Text excerpt:
━━━
First off - its fun....
There are loads of variables to consider and much waiting to see what happens.
What I was really after is a satin sheen and not the brightness of modern day bolts (which are actually zinc plated because it is cheaper.
The picture above shows you the kit as delivered. There are several suppliers and I tried the kit from Gateros, Caswell is another well known supplier. The Gateros kit is smaller but cheaper.
The instructions are pretty simple to follow in order to produce the tub of Electrolyte. It should be remembered that you ARE playing with acid, it wont melt the skin off you but its better to be safe than sorry so I wear eye protectors, thick rubber gloves, clothing that is not my Sunday best and work in a ventilated area.
Apart from the basic kit, you really need a couple of other items. Firstly a small heater as the electrolyte must be heated between 20-50 degrees. I discovered after much reading that 32 degrees is pretty common so I simply used an aquarium heater and it has worked a treat.
Next the plating finish is smoother if the electrolyte is constantly moving. I can advise that it is a bit boring, stirring with a spoon for up to an hour. So.... I use an aquarium pump and a long air stone. The bubbles don't stick to the metal and spoil the finish and it keeps the fluid moving nicely. Very easy. Very cheap.
Initially I tried a 12 volt battery charger to provide the power but after a few weeks of plating I upgraded to a proper voltage regulator. You do need a level of adjustment because there is a power formula to plating.... in simple terms for each 1 square inch of metal to be plated you need 150ma. So round figures, 6 square inches of plating needs about 1Amp.
With the kit you receive a seriously basic voltage regulator (essentially a loosely wound coil of resistance wire strung between two bolts). To work out how much power you need, you add up all the surface inches to be plated (remembering that all items have edges and a reverse side!) Add up the milliamps then....... guess where that amount of power would be produced on the resitance wire and attach the crocodile clip. It works but its total guesswork. Yes you could put an Ammeter in series with the circuit but I didn't have one.
The theory continues that you plate the metal for 30 - 60 mins but you cant (shouldn?t) take the metal out of the electrolyte until its finished. This means that its a little bit like guessing when a cake is done without opening the oven door - i.e. it is a game of experience... or you can take my advise and leave the components int he tank for an hour.
Enough of the theory, lets get on with it.
Good plating just like painting is all down to the preparation. Cleanliness is everything. After cleanliness comes the finish - matt / satin / shiny
1.Shot blasting the item before plating gets it clean and smooth and produce a nice matt finish
2.Following on from the shot blasting with a piece of wire wool gives you a satin finish
3.Completing the job with a rotary wire wheel in a drill starts to bring a shine to the bare metal.
The more shiny the bare metal - the more shiny the finish is.
In case you wondered... chrome plating is a three layer process. Nickel plating is done first first, then the item it is plated with copper which is then polished to a very high level, and finally its into the chrome plating tank. Its the polished copper that gives chrome its highly polished look. You can of course do chrome palting yourself as well - you just need the three different plating kits.
━━━
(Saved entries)
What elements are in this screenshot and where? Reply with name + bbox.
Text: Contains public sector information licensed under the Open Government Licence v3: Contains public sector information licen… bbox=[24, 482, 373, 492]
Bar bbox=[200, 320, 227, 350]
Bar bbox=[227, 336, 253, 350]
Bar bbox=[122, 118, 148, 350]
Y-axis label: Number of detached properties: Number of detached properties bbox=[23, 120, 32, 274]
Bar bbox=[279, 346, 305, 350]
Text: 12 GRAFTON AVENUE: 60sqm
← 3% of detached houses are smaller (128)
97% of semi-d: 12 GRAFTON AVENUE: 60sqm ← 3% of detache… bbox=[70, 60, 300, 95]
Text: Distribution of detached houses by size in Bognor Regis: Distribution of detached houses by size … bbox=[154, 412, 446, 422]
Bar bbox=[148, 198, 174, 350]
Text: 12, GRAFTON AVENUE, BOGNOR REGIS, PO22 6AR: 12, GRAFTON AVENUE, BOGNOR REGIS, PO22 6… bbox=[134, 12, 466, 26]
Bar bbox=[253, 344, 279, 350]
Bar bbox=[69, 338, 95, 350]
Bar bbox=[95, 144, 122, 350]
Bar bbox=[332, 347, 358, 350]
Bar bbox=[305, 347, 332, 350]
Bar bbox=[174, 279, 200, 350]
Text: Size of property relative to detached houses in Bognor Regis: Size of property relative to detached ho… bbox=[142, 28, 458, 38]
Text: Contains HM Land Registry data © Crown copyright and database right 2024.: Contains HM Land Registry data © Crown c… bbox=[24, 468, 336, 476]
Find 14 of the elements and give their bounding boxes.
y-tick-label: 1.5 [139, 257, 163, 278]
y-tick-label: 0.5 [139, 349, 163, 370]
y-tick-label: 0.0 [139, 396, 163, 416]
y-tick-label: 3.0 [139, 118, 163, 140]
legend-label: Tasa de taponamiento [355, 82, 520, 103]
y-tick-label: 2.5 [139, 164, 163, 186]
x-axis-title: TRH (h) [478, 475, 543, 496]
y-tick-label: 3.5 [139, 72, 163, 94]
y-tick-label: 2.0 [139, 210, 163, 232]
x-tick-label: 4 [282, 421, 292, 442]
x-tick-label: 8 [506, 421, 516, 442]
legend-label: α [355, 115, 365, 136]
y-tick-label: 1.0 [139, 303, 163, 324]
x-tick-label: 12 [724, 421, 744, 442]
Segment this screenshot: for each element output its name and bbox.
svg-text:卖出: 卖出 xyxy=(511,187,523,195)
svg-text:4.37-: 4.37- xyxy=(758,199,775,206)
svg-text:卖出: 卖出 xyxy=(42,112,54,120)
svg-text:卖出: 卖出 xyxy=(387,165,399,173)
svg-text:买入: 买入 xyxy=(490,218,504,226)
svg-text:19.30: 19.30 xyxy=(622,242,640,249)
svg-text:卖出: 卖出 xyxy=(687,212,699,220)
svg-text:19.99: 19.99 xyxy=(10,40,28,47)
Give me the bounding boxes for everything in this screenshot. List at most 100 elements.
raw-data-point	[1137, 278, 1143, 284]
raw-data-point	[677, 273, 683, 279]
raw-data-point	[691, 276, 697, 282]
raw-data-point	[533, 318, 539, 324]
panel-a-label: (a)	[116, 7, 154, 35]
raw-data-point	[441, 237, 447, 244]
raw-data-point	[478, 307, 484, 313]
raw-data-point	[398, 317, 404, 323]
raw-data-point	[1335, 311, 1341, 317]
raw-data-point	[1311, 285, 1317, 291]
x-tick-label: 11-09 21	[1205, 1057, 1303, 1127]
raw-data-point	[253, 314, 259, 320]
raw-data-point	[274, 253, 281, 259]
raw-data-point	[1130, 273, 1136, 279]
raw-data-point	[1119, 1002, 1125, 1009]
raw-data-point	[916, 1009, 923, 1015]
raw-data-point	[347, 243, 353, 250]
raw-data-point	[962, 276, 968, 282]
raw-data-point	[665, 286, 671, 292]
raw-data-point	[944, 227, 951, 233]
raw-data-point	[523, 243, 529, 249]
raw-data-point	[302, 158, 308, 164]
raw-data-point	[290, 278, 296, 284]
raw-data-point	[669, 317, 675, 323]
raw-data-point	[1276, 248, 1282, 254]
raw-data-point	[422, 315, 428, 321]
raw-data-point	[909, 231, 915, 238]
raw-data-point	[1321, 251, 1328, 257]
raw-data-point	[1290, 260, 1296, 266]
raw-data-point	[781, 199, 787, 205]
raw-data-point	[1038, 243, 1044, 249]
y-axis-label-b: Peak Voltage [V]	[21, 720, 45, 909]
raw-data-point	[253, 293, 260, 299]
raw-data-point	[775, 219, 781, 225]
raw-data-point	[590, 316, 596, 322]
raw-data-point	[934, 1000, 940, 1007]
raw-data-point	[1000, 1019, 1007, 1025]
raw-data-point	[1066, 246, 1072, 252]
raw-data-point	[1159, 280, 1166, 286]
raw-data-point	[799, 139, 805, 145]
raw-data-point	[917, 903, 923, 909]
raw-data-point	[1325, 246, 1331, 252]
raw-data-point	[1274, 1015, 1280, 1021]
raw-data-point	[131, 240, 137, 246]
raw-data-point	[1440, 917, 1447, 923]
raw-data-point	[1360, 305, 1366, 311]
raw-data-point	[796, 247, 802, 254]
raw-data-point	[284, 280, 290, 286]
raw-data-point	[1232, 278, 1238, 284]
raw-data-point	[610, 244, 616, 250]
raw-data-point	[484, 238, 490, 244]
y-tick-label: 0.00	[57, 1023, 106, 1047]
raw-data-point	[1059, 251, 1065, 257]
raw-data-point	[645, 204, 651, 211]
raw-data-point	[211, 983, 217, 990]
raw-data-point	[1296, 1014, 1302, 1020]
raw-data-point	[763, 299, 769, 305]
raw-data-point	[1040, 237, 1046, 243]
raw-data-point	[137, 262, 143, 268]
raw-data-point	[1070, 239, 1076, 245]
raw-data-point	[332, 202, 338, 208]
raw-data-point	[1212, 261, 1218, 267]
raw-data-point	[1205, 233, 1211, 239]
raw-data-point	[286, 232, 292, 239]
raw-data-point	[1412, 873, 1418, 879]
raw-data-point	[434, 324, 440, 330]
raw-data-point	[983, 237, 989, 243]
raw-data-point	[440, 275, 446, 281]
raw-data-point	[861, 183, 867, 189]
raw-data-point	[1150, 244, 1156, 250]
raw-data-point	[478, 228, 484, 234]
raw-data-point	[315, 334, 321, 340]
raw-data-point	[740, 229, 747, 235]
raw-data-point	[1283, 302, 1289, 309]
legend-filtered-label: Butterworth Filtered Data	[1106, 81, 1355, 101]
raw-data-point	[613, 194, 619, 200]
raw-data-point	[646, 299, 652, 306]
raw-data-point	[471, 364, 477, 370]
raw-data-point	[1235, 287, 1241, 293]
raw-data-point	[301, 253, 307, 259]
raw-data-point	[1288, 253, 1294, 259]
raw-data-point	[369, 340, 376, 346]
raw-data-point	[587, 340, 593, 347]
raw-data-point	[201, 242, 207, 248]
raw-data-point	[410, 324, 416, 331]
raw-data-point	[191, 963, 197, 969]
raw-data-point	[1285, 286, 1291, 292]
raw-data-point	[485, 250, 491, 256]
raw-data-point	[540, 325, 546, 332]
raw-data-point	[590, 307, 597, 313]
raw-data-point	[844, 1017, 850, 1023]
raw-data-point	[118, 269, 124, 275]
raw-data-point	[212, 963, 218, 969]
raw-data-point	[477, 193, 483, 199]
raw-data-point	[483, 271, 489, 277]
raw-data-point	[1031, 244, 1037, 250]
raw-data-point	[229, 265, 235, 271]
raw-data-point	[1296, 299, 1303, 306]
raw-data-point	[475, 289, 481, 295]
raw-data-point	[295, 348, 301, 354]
━━━
Required actions:
1. Quote the part of the home metal plating text that opens with the words containing "The picture above" and closes with "smaller but cheaper.".
2. Summarize the home metal plating text in two sentences.

Answers to the exercise:
1.
The picture above shows you the kit as delivered. There are several suppliers and I tried the kit from Gateros, Caswell is another well known supplier. The Gateros kit is smaller but cheaper.

2. The writer plates metal at home with a kit from Gateros, adding an aquarium heater to keep the electrolyte near 32 degrees, an aquarium pump with an air stone to keep it moving, and a voltage regulator set to about 150ma per square inch of metal. Good plating depends on cleanliness and preparation, with shot blasting giving a matt finish, wire wool a satin one, and a rotary wire wheel a shinier one.